(Dataset items)
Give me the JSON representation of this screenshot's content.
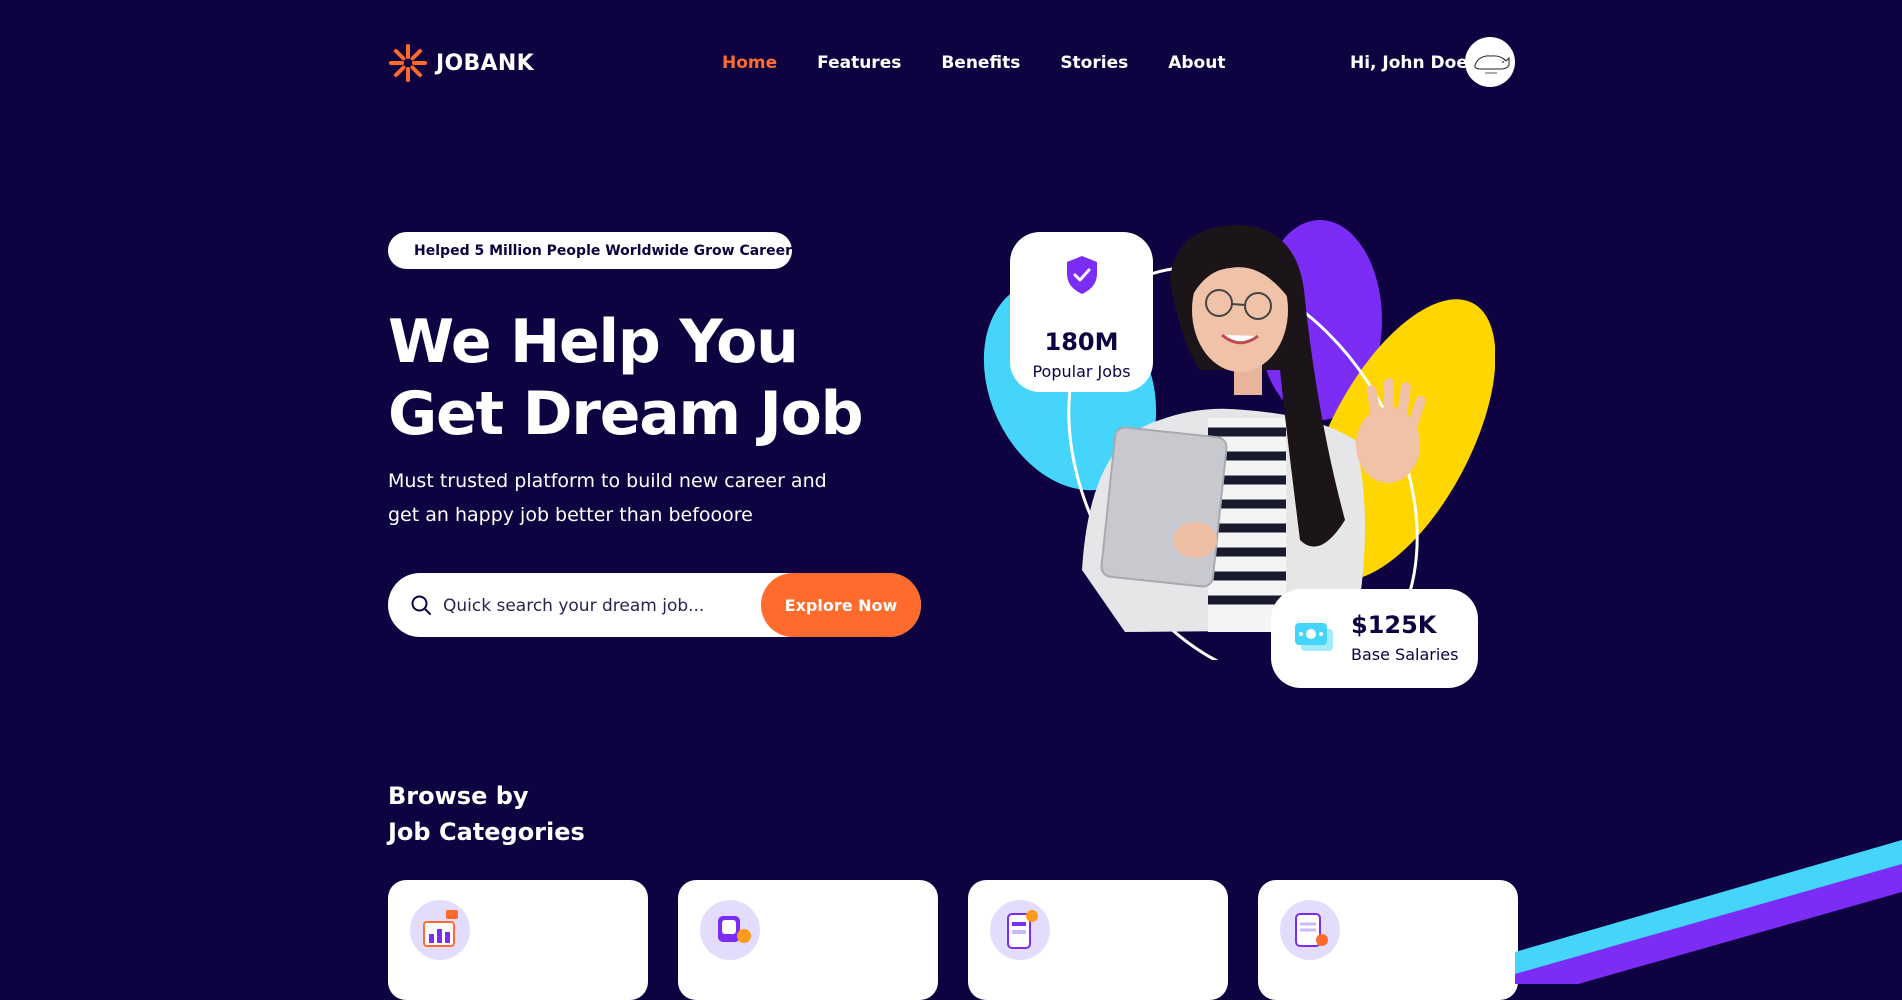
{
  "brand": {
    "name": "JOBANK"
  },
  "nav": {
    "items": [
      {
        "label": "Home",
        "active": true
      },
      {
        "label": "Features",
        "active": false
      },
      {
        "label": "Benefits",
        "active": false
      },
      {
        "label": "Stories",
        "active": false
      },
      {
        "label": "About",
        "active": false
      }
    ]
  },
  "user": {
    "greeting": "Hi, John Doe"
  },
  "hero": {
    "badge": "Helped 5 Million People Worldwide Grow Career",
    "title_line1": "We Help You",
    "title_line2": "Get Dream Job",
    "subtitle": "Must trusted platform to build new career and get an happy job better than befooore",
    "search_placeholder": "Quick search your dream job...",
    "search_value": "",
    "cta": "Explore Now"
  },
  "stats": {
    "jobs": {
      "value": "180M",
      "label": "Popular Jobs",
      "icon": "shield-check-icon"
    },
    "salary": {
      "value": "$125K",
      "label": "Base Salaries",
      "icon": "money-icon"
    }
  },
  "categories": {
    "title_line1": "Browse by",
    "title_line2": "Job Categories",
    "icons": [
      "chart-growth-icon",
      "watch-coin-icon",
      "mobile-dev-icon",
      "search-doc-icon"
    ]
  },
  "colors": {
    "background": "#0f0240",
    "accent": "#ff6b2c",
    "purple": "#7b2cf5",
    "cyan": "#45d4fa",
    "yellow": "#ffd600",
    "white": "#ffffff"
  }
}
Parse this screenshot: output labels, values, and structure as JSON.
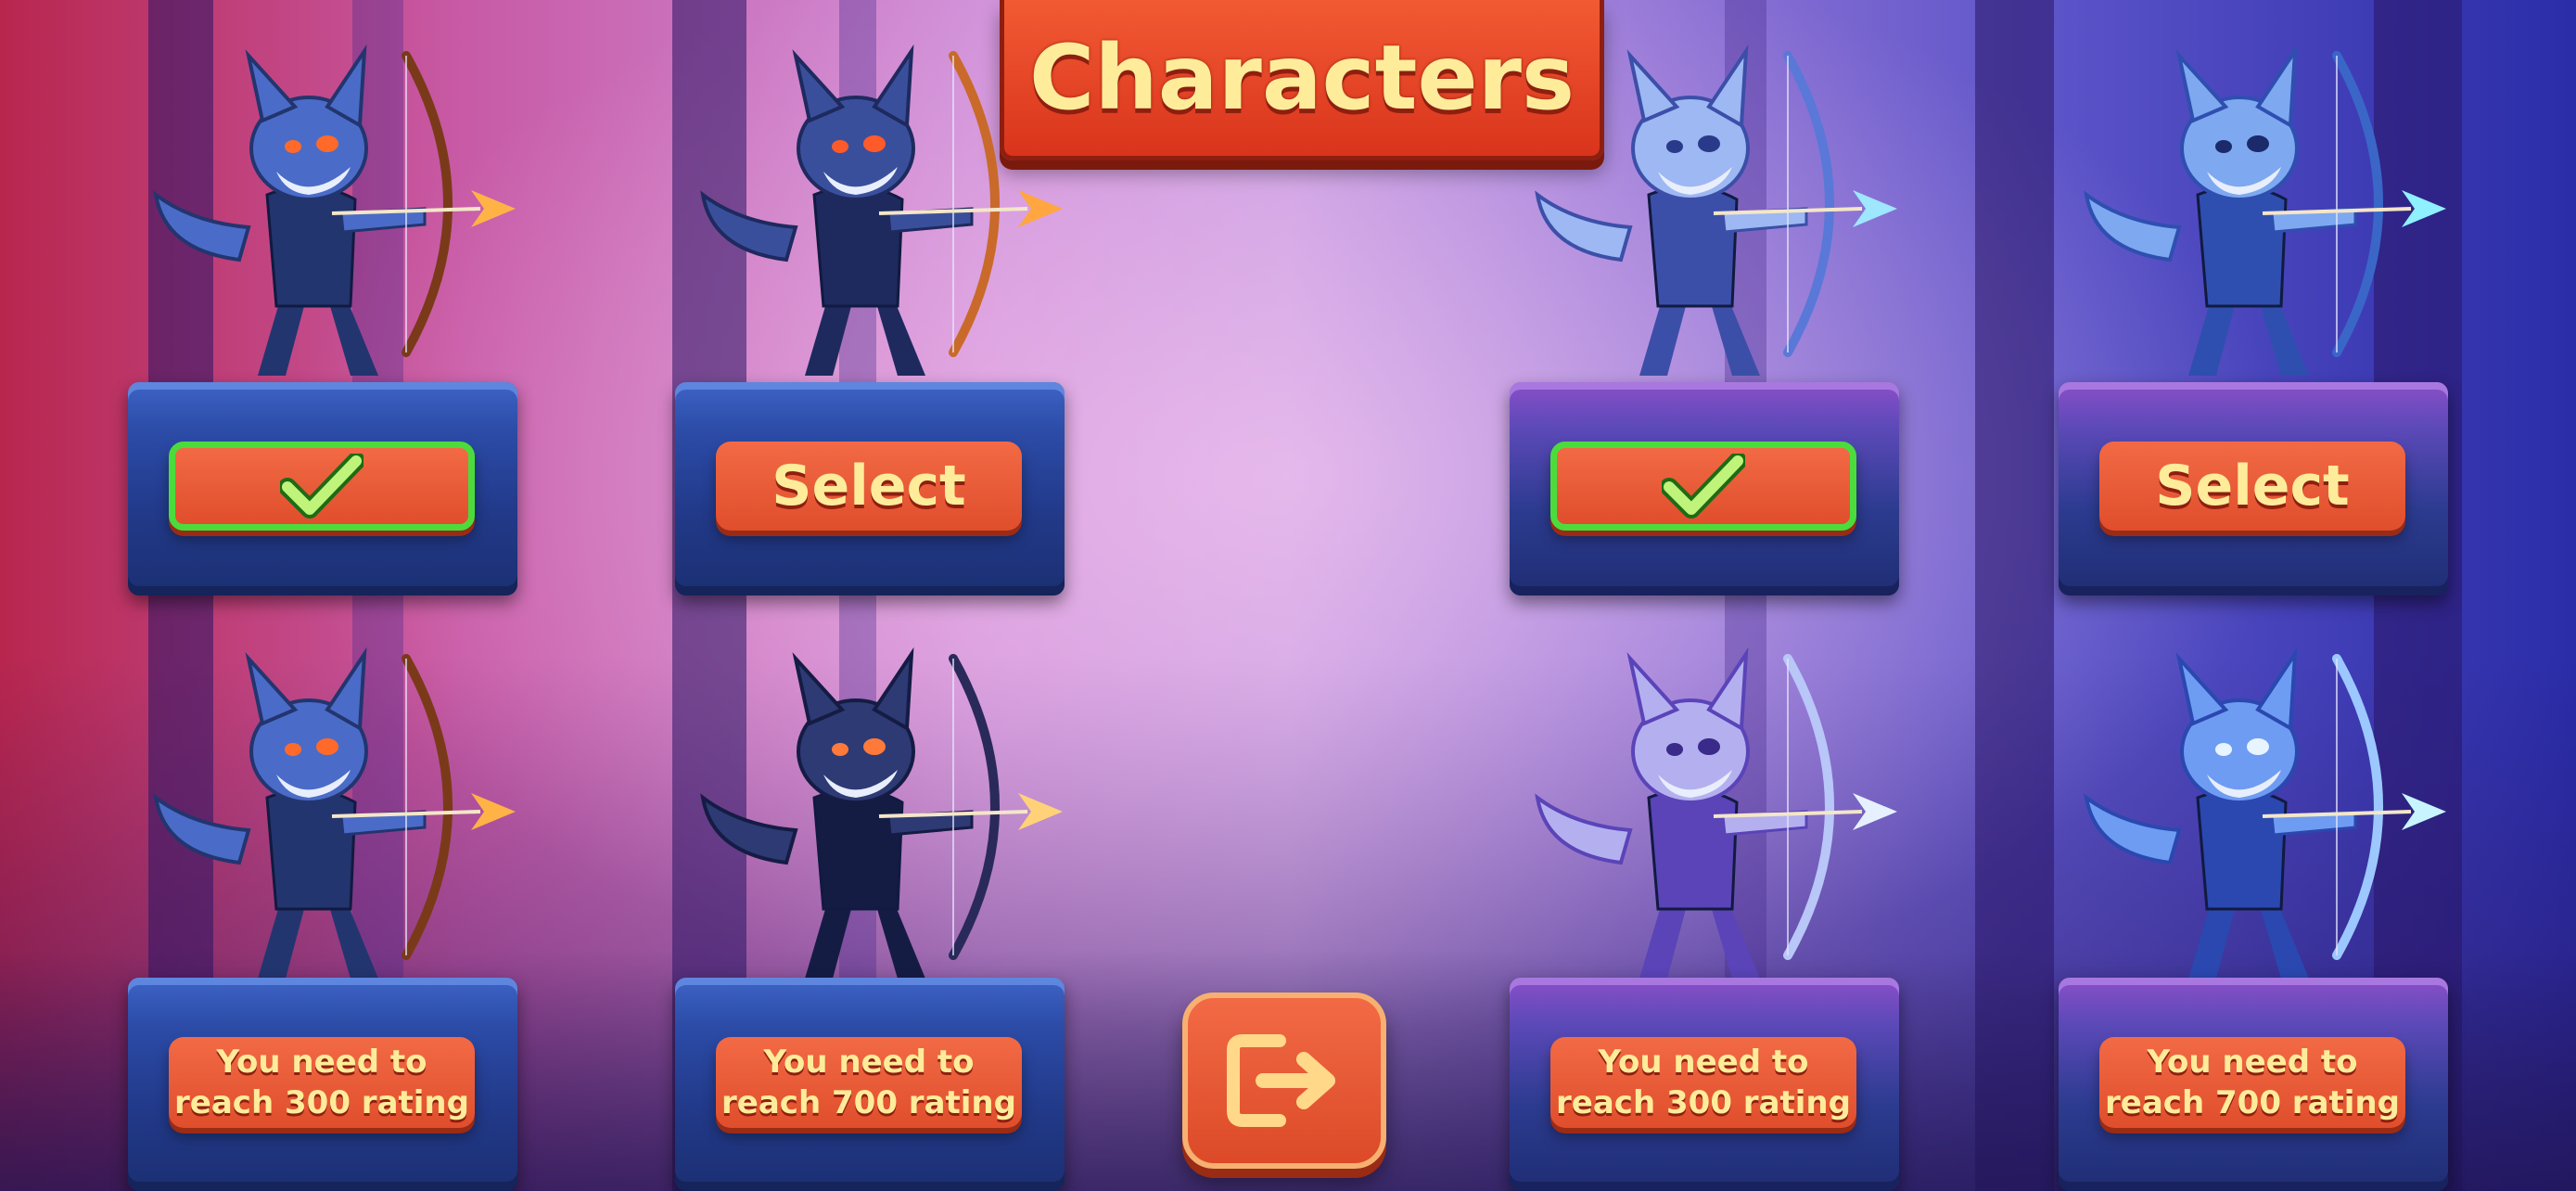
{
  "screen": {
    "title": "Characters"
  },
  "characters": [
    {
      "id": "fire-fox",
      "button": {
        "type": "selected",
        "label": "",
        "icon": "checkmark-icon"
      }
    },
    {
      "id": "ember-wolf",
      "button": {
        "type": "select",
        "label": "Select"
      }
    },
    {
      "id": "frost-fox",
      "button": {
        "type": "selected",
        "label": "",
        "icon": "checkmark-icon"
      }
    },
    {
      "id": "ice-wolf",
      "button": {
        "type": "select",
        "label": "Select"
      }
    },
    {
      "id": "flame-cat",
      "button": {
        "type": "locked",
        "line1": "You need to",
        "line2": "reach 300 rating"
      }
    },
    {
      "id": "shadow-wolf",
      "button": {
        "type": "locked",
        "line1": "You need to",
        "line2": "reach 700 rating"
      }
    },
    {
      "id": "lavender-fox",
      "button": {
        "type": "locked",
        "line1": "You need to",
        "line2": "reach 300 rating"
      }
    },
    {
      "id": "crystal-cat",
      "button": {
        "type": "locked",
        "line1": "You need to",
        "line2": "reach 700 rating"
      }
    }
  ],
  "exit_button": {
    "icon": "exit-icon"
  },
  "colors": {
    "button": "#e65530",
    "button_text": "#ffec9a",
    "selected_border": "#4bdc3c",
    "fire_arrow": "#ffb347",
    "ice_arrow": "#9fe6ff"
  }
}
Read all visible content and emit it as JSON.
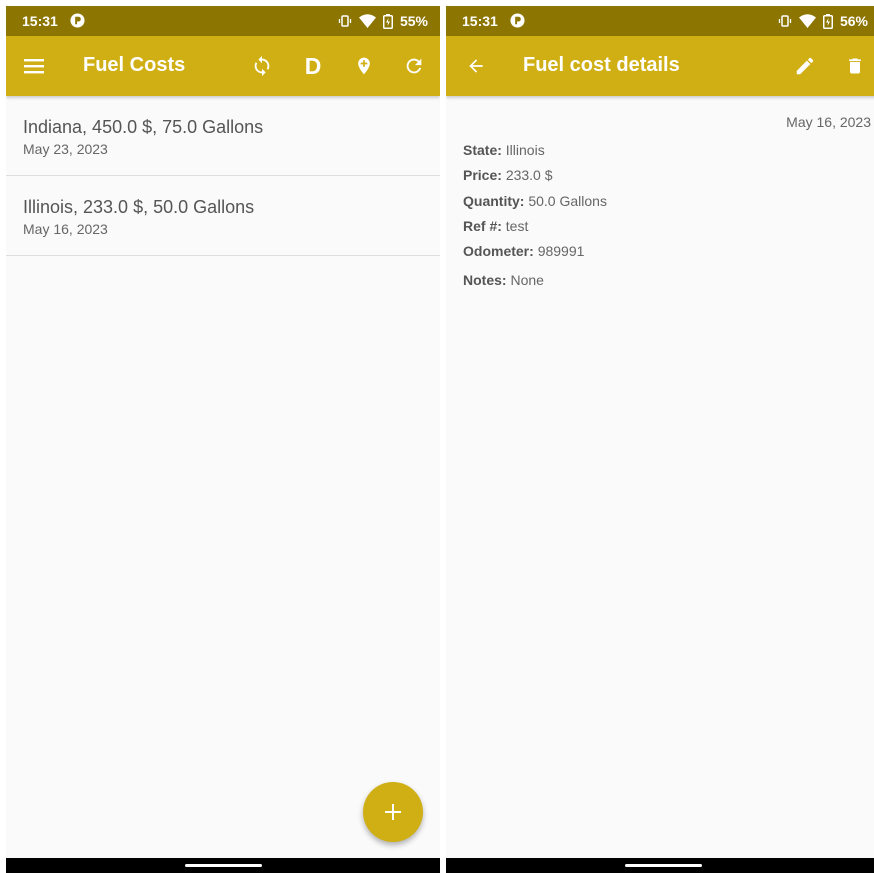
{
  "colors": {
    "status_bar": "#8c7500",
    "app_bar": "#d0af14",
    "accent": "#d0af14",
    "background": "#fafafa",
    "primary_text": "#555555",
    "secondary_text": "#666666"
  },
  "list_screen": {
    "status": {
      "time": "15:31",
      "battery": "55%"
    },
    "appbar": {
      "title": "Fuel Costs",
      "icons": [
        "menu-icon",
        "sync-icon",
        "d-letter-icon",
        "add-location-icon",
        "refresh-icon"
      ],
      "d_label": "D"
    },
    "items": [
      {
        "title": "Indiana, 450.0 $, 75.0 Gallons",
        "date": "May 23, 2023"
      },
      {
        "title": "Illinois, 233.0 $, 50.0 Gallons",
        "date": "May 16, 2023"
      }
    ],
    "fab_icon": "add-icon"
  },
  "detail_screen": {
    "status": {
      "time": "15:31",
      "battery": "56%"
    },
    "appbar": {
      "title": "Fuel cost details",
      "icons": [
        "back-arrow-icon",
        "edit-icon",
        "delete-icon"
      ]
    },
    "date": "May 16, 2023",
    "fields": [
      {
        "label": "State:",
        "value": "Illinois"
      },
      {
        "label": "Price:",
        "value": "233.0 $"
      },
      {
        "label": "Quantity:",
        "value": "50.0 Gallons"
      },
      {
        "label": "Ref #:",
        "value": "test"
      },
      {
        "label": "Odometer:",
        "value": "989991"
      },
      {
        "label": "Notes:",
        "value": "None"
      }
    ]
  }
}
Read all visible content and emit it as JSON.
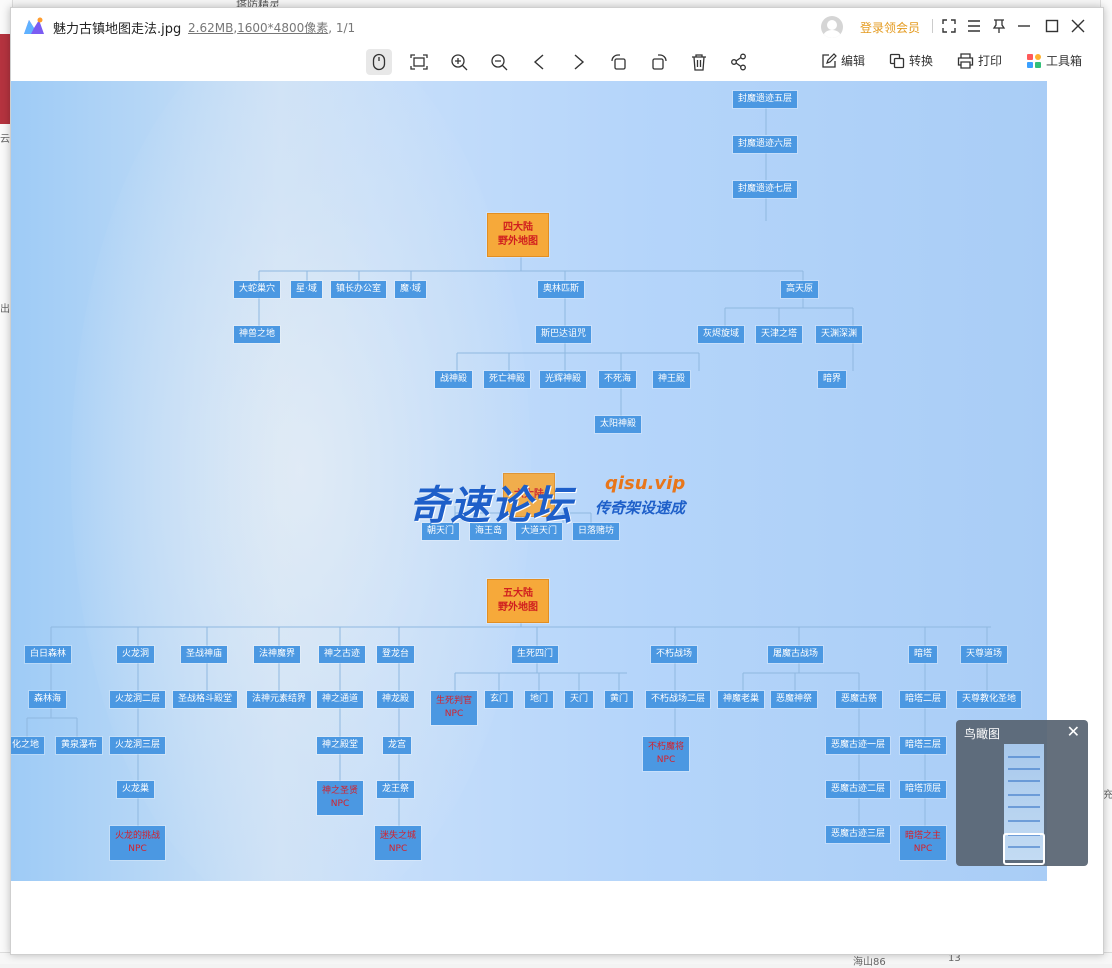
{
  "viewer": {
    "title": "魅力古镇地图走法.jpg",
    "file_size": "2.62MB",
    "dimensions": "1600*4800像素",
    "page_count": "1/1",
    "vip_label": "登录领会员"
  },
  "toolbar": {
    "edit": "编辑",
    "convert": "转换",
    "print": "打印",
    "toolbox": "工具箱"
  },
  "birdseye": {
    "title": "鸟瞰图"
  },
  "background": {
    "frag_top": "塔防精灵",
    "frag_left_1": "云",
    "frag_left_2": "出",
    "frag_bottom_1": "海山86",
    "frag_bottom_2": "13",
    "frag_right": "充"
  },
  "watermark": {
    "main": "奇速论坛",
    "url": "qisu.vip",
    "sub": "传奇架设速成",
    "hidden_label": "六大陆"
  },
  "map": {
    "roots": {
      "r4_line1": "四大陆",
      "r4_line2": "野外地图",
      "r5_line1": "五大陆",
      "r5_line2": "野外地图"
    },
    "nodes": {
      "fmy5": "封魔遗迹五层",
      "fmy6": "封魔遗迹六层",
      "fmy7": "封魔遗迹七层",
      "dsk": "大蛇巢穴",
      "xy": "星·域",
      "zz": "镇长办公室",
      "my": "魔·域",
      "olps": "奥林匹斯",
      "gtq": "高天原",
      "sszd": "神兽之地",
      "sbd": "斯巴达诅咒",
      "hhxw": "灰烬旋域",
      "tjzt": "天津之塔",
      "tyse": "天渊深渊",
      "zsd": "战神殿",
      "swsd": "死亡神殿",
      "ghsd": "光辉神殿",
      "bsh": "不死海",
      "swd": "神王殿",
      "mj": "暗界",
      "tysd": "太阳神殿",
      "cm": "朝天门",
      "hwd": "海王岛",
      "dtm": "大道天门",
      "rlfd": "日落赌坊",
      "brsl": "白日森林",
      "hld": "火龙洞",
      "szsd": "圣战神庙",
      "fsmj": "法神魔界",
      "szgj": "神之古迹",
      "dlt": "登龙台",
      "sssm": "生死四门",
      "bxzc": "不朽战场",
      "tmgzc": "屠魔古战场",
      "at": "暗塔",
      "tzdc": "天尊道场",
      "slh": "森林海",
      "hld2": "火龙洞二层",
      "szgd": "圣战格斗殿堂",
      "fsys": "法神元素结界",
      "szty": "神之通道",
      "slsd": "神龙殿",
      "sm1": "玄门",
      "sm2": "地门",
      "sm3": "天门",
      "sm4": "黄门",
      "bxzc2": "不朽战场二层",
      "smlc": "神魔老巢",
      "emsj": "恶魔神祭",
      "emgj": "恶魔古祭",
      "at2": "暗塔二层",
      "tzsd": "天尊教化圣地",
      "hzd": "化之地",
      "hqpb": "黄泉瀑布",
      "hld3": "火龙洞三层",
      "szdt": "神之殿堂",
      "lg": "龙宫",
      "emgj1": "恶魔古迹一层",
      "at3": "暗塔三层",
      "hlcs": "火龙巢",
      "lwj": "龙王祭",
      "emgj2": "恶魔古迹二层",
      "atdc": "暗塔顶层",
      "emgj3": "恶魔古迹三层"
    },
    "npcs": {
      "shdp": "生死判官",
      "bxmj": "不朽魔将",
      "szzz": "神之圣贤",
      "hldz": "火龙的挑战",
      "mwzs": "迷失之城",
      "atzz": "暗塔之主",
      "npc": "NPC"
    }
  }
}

▶ _What you will do_
In the records above, collect each line with "this".

▶ _Exercise solution_
Give me the JSON representation of this screenshot's content.
Parse this screenshot: output labels, values, and structure as JSON.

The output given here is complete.